SET PROBLEM: Transcribe all of the data exactly. Omit the pictures.

MATERIAL SHOWN:
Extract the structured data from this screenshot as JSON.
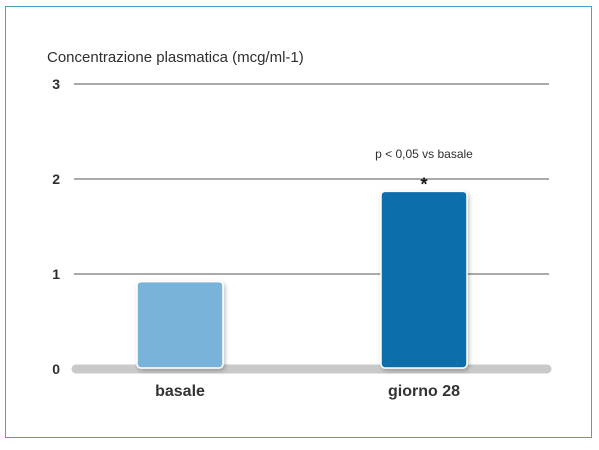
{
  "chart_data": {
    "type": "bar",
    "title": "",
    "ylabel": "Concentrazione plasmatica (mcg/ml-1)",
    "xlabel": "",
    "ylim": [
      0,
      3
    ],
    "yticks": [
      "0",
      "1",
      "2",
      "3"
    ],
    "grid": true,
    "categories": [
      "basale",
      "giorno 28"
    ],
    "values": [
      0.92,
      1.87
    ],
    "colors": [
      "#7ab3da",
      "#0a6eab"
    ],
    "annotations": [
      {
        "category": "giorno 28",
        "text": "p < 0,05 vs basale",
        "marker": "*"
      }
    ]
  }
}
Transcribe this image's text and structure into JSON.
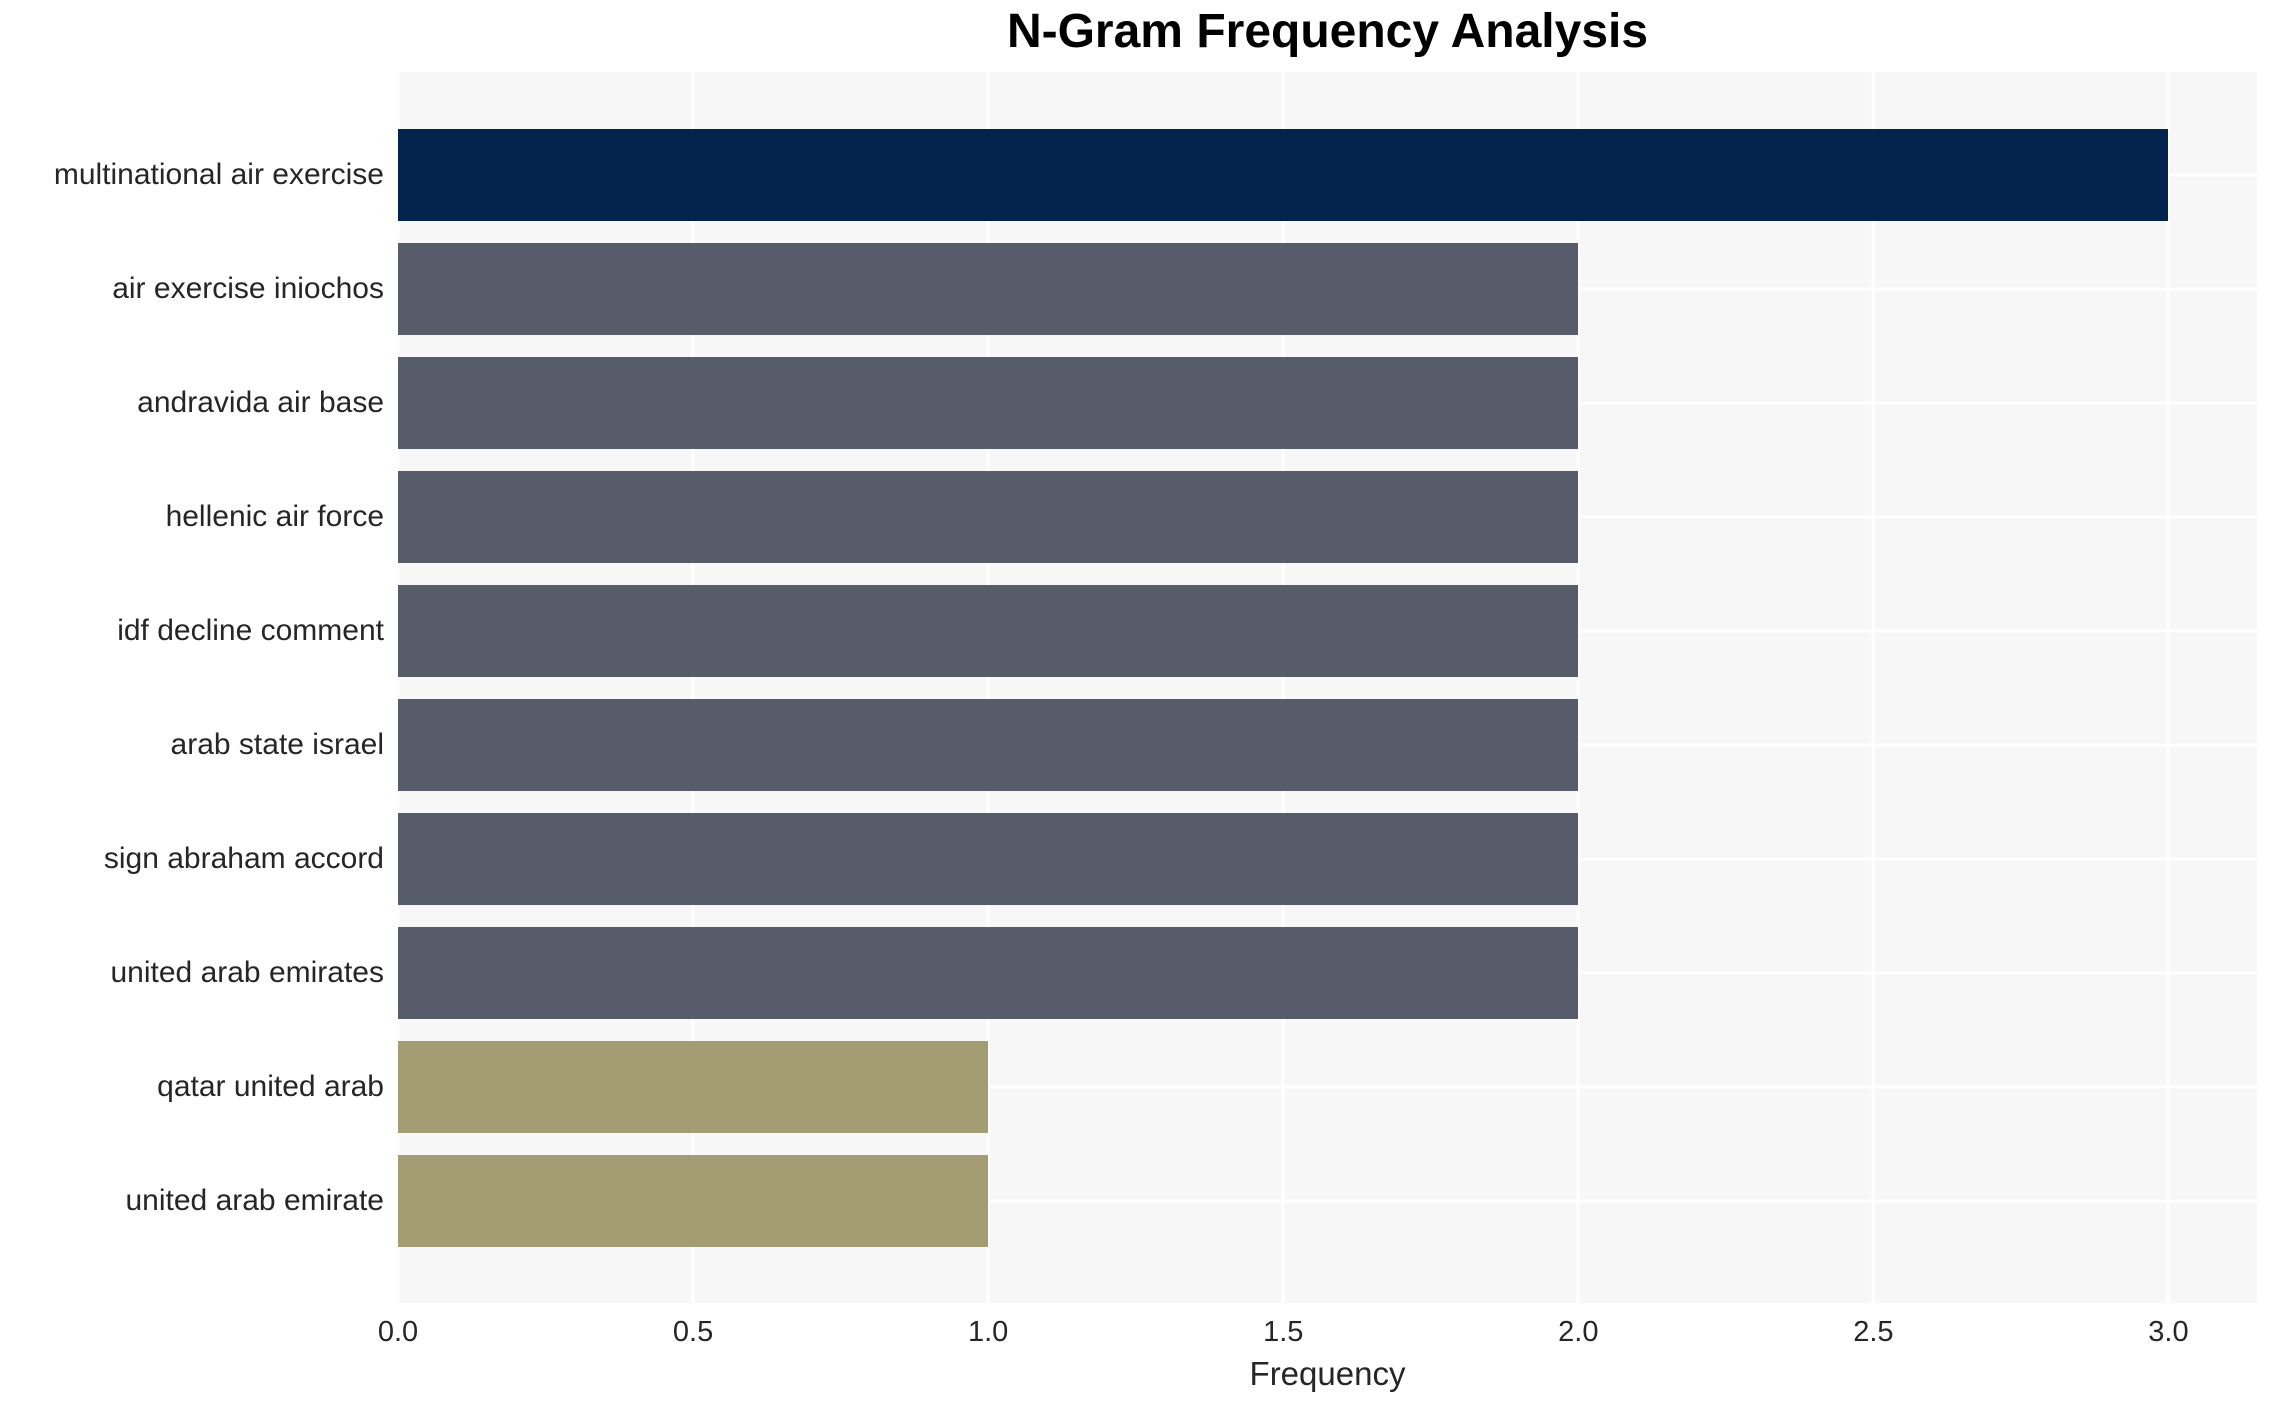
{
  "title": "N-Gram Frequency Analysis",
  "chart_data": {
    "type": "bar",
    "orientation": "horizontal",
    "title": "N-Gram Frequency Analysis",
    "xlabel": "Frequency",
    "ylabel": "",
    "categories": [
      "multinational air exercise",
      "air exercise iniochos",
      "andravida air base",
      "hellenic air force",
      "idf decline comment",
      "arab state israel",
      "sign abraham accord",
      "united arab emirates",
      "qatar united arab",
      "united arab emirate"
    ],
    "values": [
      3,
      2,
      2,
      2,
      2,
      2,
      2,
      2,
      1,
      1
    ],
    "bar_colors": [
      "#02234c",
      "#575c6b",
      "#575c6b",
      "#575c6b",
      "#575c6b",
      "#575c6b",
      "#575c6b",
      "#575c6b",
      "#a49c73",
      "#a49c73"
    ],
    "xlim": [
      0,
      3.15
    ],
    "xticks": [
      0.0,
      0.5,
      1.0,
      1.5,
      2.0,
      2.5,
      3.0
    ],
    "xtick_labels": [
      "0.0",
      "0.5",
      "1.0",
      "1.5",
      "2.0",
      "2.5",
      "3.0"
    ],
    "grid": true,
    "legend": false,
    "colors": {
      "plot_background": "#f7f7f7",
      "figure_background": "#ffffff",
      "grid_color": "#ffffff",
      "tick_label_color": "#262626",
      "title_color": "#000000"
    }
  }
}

SOLUTION TO THIS TASK:
Extract the structured data from this screenshot as JSON.
{
  "chart_data": {
    "type": "bar",
    "title": "",
    "ylabel": "Concentrazione plasmatica (mcg/ml-1)",
    "xlabel": "",
    "ylim": [
      0,
      3
    ],
    "yticks": [
      "0",
      "1",
      "2",
      "3"
    ],
    "grid": true,
    "categories": [
      "basale",
      "giorno 28"
    ],
    "values": [
      0.92,
      1.87
    ],
    "colors": [
      "#7ab3da",
      "#0a6eab"
    ],
    "annotations": [
      {
        "category": "giorno 28",
        "text": "p < 0,05 vs basale",
        "marker": "*"
      }
    ]
  }
}
Transcribe this image's text and structure into JSON.
{
  "title": "N-Gram Frequency Analysis",
  "chart_data": {
    "type": "bar",
    "orientation": "horizontal",
    "title": "N-Gram Frequency Analysis",
    "xlabel": "Frequency",
    "ylabel": "",
    "categories": [
      "multinational air exercise",
      "air exercise iniochos",
      "andravida air base",
      "hellenic air force",
      "idf decline comment",
      "arab state israel",
      "sign abraham accord",
      "united arab emirates",
      "qatar united arab",
      "united arab emirate"
    ],
    "values": [
      3,
      2,
      2,
      2,
      2,
      2,
      2,
      2,
      1,
      1
    ],
    "bar_colors": [
      "#02234c",
      "#575c6b",
      "#575c6b",
      "#575c6b",
      "#575c6b",
      "#575c6b",
      "#575c6b",
      "#575c6b",
      "#a49c73",
      "#a49c73"
    ],
    "xlim": [
      0,
      3.15
    ],
    "xticks": [
      0.0,
      0.5,
      1.0,
      1.5,
      2.0,
      2.5,
      3.0
    ],
    "xtick_labels": [
      "0.0",
      "0.5",
      "1.0",
      "1.5",
      "2.0",
      "2.5",
      "3.0"
    ],
    "grid": true,
    "legend": false,
    "colors": {
      "plot_background": "#f7f7f7",
      "figure_background": "#ffffff",
      "grid_color": "#ffffff",
      "tick_label_color": "#262626",
      "title_color": "#000000"
    }
  }
}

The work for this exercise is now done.